## Records supplied
☆ ☆ ☆ ☆ ☆
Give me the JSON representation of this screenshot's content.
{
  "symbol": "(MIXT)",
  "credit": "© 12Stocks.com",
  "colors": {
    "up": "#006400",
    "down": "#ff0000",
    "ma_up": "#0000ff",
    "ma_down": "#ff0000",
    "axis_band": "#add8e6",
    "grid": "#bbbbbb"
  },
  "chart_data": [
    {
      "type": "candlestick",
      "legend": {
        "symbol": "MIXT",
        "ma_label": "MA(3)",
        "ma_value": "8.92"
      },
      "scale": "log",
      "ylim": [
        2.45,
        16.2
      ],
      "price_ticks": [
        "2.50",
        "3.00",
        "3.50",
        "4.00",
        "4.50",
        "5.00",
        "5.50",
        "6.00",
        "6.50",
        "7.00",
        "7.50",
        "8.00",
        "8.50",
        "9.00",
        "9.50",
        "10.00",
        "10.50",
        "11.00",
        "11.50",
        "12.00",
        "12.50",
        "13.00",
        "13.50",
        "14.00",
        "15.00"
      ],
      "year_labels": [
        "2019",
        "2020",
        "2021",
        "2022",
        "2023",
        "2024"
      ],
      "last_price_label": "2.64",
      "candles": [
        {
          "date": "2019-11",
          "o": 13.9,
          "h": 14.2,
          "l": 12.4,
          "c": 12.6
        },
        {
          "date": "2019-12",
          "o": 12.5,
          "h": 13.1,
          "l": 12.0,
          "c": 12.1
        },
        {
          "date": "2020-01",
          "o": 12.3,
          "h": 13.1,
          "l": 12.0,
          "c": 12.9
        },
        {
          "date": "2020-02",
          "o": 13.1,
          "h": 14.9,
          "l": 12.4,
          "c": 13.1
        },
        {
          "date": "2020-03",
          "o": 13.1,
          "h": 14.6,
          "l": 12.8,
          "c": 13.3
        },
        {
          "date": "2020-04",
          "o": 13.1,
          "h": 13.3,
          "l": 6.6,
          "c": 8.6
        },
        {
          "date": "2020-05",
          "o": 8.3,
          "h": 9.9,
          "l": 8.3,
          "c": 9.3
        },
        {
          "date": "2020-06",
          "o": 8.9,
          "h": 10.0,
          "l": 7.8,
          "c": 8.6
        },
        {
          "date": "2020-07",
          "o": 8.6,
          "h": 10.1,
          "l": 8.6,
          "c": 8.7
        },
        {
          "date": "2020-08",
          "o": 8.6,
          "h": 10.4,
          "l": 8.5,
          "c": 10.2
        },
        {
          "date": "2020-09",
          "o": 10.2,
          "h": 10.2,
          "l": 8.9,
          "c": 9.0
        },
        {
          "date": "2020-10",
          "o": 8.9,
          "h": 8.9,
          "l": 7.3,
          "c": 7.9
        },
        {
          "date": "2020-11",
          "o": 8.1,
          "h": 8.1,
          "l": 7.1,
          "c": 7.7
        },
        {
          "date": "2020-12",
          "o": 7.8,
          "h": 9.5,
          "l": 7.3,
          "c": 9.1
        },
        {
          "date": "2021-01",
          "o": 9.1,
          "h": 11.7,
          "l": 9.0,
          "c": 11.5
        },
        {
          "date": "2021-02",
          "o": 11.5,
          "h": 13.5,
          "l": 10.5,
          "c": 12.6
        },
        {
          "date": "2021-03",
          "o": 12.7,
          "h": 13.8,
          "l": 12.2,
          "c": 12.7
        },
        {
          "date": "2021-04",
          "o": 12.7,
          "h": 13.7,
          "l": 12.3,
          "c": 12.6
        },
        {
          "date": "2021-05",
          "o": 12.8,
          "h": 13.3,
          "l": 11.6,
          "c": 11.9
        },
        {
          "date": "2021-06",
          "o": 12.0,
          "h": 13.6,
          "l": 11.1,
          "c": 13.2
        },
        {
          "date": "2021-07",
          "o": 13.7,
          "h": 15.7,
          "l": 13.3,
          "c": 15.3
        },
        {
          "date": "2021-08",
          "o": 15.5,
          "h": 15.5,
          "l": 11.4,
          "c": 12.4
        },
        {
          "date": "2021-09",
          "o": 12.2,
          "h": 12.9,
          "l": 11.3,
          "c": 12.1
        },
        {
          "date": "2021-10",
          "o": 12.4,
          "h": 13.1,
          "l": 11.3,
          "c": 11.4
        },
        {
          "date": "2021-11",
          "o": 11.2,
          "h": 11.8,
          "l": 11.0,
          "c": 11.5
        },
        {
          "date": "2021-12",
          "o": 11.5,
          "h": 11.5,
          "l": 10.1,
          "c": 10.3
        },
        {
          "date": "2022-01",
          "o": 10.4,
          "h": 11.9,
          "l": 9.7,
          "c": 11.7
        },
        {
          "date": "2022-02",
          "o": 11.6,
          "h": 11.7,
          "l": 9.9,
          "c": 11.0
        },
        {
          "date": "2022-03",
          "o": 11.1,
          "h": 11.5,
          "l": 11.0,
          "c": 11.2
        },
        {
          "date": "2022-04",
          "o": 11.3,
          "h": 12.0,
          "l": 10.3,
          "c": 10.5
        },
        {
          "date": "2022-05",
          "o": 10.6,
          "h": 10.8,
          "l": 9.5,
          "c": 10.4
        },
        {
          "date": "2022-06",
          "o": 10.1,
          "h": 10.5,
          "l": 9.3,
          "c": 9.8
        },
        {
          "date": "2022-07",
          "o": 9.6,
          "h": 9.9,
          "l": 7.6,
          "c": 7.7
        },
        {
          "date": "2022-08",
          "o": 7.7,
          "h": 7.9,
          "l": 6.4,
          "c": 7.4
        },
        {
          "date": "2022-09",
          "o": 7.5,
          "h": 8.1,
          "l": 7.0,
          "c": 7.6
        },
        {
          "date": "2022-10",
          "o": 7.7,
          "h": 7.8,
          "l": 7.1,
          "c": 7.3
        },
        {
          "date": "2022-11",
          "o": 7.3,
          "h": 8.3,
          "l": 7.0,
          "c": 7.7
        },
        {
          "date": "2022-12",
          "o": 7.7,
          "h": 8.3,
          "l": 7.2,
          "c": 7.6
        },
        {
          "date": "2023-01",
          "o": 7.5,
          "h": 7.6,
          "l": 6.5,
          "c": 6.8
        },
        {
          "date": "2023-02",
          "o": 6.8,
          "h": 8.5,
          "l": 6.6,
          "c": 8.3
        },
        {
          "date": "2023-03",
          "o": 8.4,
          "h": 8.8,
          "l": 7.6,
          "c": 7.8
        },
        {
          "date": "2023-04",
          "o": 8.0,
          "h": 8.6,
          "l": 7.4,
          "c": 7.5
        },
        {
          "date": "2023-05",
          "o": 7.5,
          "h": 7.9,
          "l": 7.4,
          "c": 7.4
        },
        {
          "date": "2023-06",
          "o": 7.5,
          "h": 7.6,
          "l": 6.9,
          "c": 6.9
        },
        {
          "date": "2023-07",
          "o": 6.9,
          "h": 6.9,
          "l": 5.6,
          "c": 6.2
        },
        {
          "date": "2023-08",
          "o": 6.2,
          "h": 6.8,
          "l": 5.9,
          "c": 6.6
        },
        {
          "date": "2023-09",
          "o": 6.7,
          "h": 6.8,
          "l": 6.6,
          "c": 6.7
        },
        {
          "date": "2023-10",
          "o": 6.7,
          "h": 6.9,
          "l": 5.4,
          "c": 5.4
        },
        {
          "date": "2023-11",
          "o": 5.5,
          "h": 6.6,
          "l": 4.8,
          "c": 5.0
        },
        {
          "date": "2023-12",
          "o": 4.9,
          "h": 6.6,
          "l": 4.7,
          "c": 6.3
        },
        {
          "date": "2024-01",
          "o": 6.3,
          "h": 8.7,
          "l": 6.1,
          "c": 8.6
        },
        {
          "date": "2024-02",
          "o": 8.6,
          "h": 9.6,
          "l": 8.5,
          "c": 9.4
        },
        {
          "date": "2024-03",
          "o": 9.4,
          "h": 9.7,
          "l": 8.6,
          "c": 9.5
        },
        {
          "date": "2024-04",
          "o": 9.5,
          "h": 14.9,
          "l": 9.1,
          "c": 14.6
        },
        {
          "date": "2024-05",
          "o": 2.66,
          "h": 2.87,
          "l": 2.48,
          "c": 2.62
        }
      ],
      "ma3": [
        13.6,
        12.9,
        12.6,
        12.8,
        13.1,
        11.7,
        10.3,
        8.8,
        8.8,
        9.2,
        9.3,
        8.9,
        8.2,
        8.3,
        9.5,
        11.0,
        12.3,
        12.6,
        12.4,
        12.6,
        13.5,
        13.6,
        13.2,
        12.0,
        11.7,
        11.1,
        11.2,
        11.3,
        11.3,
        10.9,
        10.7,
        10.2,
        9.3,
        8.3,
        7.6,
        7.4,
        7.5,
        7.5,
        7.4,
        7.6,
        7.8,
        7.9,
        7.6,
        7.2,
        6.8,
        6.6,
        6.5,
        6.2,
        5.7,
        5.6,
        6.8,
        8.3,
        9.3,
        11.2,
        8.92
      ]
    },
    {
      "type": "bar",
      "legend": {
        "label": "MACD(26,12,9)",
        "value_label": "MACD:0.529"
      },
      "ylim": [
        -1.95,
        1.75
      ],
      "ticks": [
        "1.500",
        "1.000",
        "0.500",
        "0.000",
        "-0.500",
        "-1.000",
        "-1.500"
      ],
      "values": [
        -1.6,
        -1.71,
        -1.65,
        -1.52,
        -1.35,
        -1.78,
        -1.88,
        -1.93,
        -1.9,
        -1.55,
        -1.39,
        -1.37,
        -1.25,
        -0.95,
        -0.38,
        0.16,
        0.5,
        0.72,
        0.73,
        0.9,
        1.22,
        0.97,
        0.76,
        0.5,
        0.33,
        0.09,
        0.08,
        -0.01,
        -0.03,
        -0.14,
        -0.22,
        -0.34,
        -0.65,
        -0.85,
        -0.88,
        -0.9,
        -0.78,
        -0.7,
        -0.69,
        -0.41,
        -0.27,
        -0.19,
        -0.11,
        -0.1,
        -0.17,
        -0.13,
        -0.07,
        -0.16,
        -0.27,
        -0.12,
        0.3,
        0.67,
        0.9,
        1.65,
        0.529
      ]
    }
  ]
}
☆ ☆ ☆ ☆ ☆
## Exercise goal
Sift the material for lines with the string "MACD". Copy each one found.

## Exercise answer
        "label": "MACD(26,12,9)",
        "value_label": "MACD:0.529"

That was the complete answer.